* Begin Available records *

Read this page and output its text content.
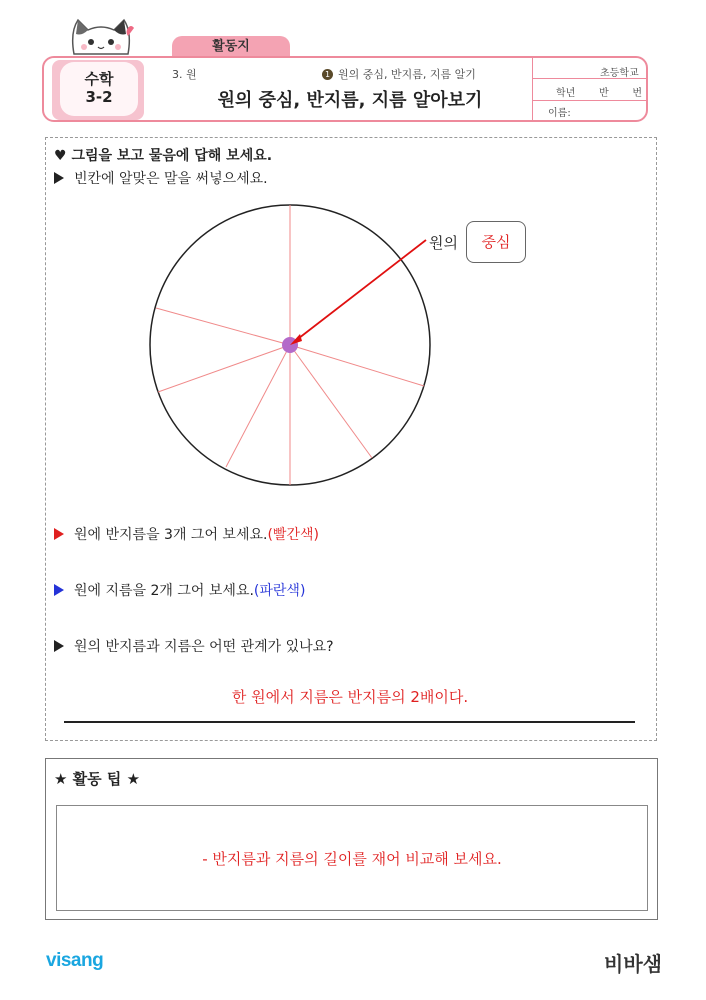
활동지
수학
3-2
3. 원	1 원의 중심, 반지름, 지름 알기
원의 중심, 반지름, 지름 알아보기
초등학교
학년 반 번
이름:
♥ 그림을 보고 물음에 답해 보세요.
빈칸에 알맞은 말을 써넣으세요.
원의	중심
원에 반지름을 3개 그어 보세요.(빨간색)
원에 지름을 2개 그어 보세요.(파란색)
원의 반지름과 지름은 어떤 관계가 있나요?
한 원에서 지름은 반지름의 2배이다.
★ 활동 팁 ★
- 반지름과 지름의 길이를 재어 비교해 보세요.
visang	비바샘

* End Available records *

What is expected
Write out the listing above again, exactly, but with no pictures in the copy.

Complete response
Read this page and output its text content.
활동지
수학
3-2
3. 원	1 원의 중심, 반지름, 지름 알기
원의 중심, 반지름, 지름 알아보기
초등학교
학년 반 번
이름:
♥ 그림을 보고 물음에 답해 보세요.
빈칸에 알맞은 말을 써넣으세요.
원의	중심
원에 반지름을 3개 그어 보세요.(빨간색)
원에 지름을 2개 그어 보세요.(파란색)
원의 반지름과 지름은 어떤 관계가 있나요?
한 원에서 지름은 반지름의 2배이다.
★ 활동 팁 ★
- 반지름과 지름의 길이를 재어 비교해 보세요.
visang	비바샘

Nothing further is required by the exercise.